▸ Aim of the exercise: Can you output the records below exactly as they are written?

▸ Information provided:
+ + + + + + +

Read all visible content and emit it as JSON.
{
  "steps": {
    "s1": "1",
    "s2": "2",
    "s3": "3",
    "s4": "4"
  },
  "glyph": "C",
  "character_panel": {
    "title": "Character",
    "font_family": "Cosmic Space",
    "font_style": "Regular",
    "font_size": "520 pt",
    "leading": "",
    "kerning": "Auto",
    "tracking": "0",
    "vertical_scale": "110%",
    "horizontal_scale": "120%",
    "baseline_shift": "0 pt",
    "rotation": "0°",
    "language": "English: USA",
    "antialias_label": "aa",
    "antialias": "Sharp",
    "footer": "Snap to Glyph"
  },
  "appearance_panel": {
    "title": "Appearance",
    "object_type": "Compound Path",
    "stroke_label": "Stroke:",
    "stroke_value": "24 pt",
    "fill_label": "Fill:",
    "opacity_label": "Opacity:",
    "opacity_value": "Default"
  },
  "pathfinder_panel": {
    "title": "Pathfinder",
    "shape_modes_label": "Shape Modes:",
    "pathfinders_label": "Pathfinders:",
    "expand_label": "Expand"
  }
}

+ + + + + + +

▸ Exercise solution:
Read all visible content and emit it as JSON.
{
  "steps": {
    "s1": "1",
    "s2": "2",
    "s3": "3",
    "s4": "4"
  },
  "glyph": "C",
  "character_panel": {
    "title": "Character",
    "font_family": "Cosmic Space",
    "font_style": "Regular",
    "font_size": "520 pt",
    "leading": "",
    "kerning": "Auto",
    "tracking": "0",
    "vertical_scale": "110%",
    "horizontal_scale": "120%",
    "baseline_shift": "0 pt",
    "rotation": "0°",
    "language": "English: USA",
    "antialias_label": "aa",
    "antialias": "Sharp",
    "footer": "Snap to Glyph"
  },
  "appearance_panel": {
    "title": "Appearance",
    "object_type": "Compound Path",
    "stroke_label": "Stroke:",
    "stroke_value": "24 pt",
    "fill_label": "Fill:",
    "opacity_label": "Opacity:",
    "opacity_value": "Default"
  },
  "pathfinder_panel": {
    "title": "Pathfinder",
    "shape_modes_label": "Shape Modes:",
    "pathfinders_label": "Pathfinders:",
    "expand_label": "Expand"
  }
}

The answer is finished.